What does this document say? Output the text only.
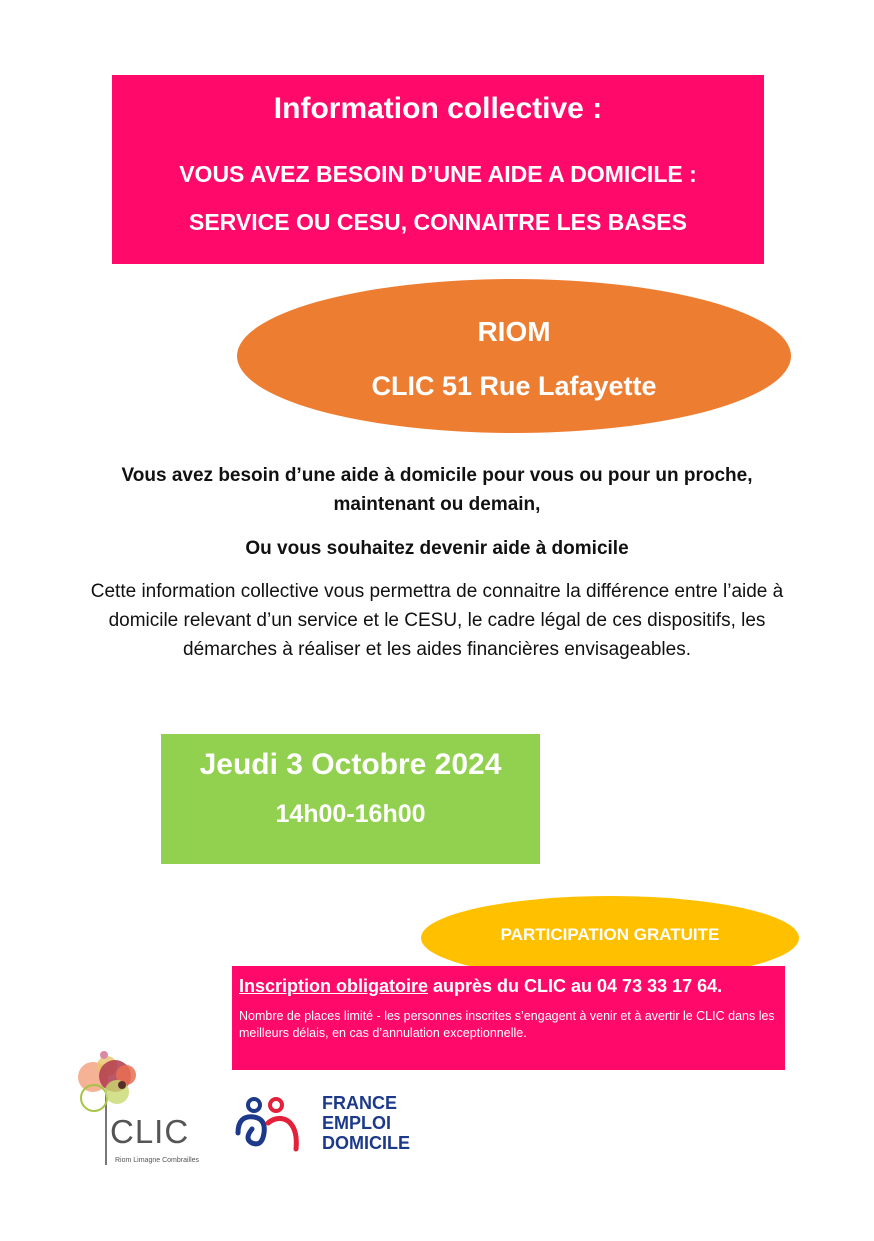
Information collective :
VOUS AVEZ BESOIN D’UNE AIDE A DOMICILE :
SERVICE OU CESU, CONNAITRE LES BASES
RIOM
CLIC 51 Rue Lafayette
Vous avez besoin d’une aide à domicile pour vous ou pour un proche, maintenant ou demain,
Ou vous souhaitez devenir aide à domicile
Cette information collective vous permettra de connaitre la différence entre l’aide à domicile relevant d’un service et le CESU, le cadre légal de ces dispositifs, les démarches à réaliser et les aides financières envisageables.
Jeudi 3 Octobre 2024
14h00-16h00
PARTICIPATION GRATUITE
Inscription obligatoire auprès du CLIC au 04 73 33 17 64.
Nombre de places limité - les personnes inscrites s’engagent à venir et à avertir le CLIC dans les meilleurs délais, en cas d’annulation exceptionnelle.
CLIC
Riom Limagne Combrailles
FRANCE
EMPLOI
DOMICILE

--- Written exercise ---
Go through the listing above and write it out again exactly, dropping the pictures.

--- Answer to the task ---
What does this document say? Output the text only.
Information collective :
VOUS AVEZ BESOIN D’UNE AIDE A DOMICILE :
SERVICE OU CESU, CONNAITRE LES BASES
RIOM
CLIC 51 Rue Lafayette
Vous avez besoin d’une aide à domicile pour vous ou pour un proche, maintenant ou demain,
Ou vous souhaitez devenir aide à domicile
Cette information collective vous permettra de connaitre la différence entre l’aide à domicile relevant d’un service et le CESU, le cadre légal de ces dispositifs, les démarches à réaliser et les aides financières envisageables.
Jeudi 3 Octobre 2024
14h00-16h00
PARTICIPATION GRATUITE
Inscription obligatoire auprès du CLIC au 04 73 33 17 64.
Nombre de places limité - les personnes inscrites s’engagent à venir et à avertir le CLIC dans les meilleurs délais, en cas d’annulation exceptionnelle.
CLIC
Riom Limagne Combrailles
FRANCE
EMPLOI
DOMICILE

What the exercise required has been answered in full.